__PROBLEM STATEMENT__:
Copy every line in which the string "color" occurs.

-------- MATERIALS PROVIDED --------

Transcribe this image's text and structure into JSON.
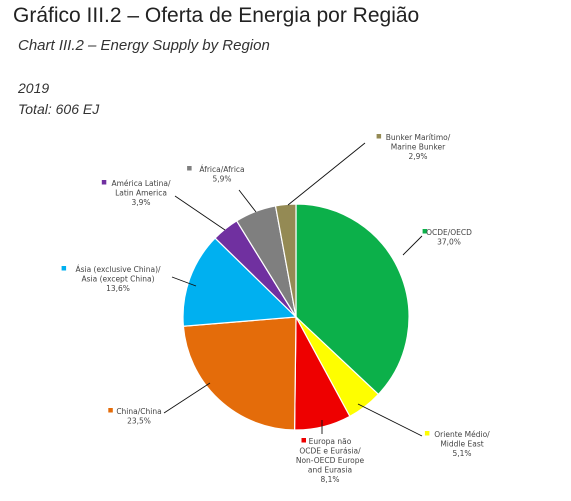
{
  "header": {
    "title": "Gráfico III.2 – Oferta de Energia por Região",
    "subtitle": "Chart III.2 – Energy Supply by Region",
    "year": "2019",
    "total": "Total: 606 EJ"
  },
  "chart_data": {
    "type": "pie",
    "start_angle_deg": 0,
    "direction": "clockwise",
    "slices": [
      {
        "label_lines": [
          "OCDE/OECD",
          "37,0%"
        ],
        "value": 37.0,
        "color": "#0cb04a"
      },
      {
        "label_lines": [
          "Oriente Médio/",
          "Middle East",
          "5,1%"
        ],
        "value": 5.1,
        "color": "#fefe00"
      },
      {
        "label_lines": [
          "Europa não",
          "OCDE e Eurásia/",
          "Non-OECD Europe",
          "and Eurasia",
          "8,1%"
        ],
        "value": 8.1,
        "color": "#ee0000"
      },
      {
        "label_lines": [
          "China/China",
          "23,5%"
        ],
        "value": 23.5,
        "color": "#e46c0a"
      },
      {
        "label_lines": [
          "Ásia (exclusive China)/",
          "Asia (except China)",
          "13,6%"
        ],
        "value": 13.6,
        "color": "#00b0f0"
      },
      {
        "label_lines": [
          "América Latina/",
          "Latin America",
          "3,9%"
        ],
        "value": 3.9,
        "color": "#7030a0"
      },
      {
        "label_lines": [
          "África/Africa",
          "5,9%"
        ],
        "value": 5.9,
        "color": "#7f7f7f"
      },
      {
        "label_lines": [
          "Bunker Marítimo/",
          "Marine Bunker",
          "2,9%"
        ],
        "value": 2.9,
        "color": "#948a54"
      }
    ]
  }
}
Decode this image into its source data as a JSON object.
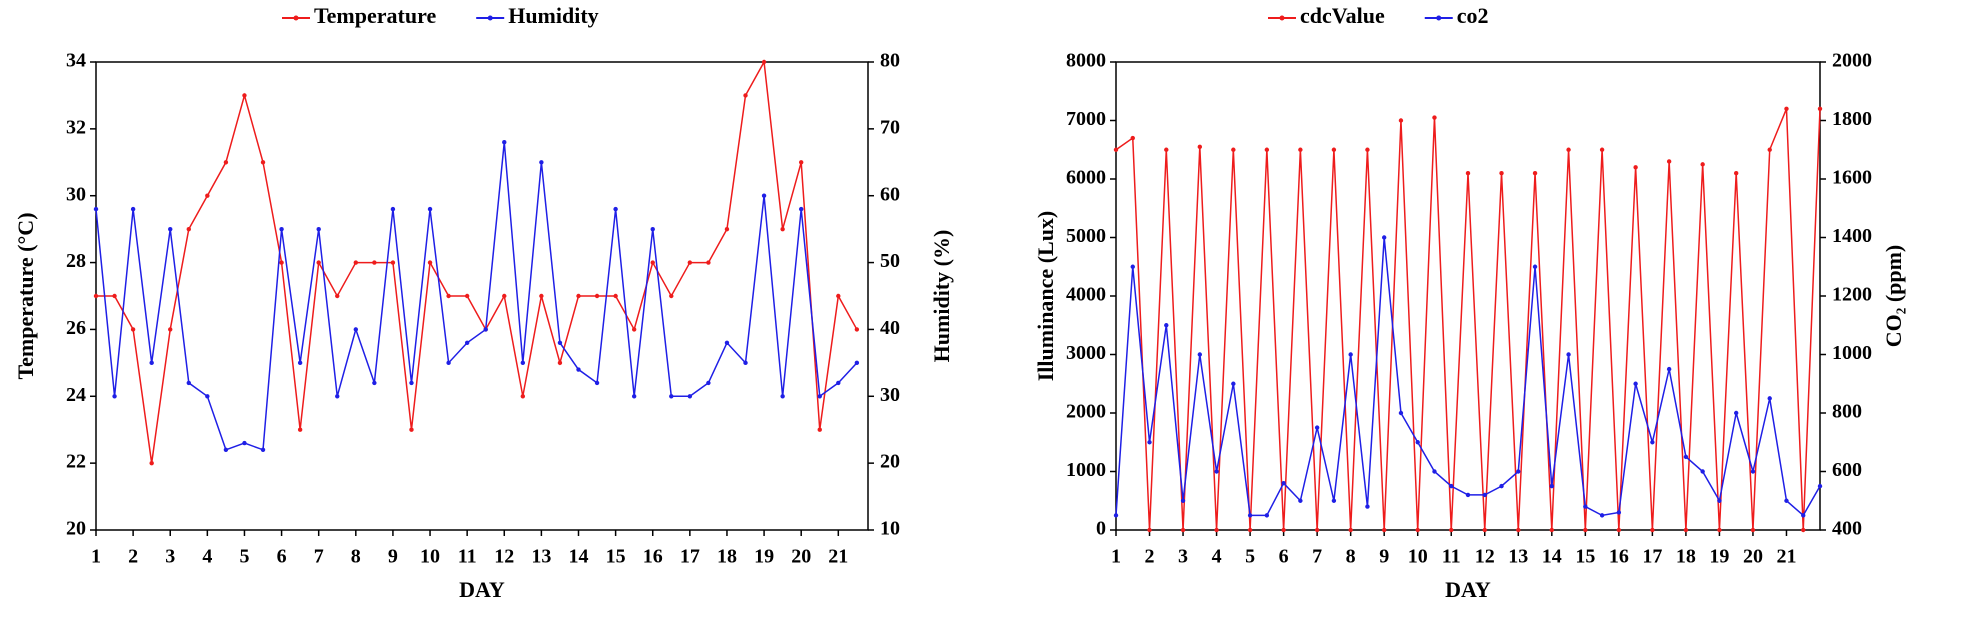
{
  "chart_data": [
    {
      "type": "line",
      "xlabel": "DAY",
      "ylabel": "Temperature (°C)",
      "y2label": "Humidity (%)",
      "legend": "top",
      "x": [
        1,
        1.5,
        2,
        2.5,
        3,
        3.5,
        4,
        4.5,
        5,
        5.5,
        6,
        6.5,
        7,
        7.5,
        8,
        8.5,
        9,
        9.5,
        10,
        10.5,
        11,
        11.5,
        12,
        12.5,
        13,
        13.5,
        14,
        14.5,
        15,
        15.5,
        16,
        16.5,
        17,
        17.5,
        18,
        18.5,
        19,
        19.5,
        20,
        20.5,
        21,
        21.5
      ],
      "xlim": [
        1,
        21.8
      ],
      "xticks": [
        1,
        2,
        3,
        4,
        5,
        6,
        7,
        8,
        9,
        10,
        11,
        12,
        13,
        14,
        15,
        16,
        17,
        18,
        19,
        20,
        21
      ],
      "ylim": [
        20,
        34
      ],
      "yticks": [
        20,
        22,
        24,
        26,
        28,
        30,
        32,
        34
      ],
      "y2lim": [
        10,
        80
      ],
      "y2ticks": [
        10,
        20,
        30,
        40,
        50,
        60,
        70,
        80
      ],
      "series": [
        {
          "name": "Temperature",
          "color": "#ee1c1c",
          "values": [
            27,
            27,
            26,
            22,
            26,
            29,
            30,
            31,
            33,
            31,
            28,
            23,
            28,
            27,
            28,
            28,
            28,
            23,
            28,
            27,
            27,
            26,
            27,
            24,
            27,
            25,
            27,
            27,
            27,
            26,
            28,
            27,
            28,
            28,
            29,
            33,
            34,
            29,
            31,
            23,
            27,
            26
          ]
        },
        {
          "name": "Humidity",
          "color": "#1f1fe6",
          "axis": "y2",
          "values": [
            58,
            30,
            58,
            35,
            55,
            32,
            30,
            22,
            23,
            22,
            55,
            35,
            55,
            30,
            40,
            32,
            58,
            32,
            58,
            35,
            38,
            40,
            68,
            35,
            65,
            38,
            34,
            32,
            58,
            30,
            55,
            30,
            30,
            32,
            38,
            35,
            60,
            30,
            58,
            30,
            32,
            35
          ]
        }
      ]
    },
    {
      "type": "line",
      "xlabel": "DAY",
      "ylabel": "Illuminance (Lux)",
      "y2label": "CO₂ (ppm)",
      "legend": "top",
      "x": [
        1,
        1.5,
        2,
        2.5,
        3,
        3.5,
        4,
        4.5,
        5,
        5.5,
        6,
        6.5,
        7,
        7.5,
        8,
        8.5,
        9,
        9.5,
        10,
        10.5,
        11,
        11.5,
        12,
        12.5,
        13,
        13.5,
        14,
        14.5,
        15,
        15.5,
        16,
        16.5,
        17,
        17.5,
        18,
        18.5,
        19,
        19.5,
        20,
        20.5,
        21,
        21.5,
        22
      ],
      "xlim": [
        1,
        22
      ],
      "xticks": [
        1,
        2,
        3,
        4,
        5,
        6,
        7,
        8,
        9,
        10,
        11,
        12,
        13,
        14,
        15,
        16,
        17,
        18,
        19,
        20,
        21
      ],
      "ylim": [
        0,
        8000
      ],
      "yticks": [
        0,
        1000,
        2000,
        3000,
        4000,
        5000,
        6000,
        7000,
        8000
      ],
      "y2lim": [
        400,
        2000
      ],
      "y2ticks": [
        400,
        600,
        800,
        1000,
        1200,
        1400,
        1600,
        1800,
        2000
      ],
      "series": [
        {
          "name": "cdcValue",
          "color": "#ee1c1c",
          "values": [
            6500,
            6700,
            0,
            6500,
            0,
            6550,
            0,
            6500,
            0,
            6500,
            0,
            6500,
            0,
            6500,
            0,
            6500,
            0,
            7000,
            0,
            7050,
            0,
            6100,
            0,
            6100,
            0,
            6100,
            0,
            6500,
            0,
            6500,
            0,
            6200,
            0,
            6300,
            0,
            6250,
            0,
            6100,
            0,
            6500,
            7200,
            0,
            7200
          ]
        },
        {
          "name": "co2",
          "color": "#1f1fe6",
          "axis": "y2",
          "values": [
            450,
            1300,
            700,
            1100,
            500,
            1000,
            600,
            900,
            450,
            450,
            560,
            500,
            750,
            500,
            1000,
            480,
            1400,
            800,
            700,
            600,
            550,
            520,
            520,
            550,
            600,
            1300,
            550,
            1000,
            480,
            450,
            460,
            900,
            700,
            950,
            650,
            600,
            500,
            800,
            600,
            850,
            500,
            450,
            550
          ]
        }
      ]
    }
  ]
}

--------

__WRITTEN SOLUTION__:
        "color": "#0cb04a"
        "color": "#fefe00"
        "color": "#ee0000"
        "color": "#e46c0a"
        "color": "#00b0f0"
        "color": "#7030a0"
        "color": "#7f7f7f"
        "color": "#948a54"
          "color": "#ee1c1c",
          "color": "#1f1fe6",
          "color": "#ee1c1c",
          "color": "#1f1fe6",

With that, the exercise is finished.